— Begin —
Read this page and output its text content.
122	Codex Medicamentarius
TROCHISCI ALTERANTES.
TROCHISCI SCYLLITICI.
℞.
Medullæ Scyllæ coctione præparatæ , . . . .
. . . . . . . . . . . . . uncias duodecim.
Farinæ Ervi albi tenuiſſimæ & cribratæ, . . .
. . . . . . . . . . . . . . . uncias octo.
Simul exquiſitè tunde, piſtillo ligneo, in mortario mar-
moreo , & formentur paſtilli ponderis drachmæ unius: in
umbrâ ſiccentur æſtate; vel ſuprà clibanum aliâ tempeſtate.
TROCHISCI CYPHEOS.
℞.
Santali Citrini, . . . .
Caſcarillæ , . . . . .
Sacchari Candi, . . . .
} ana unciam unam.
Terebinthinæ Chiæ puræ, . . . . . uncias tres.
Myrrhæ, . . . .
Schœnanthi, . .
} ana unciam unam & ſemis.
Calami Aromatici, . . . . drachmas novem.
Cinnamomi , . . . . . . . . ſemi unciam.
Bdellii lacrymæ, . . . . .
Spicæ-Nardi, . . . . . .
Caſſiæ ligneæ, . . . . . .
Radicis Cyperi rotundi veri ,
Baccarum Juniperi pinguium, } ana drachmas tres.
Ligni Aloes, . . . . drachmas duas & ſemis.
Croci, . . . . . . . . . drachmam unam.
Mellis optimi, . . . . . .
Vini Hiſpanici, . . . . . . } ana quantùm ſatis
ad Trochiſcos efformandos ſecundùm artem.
— End —
(Direction) Report the number of lines containing the string "drachmas" and add nothing to it.

(Solution to this problem) 3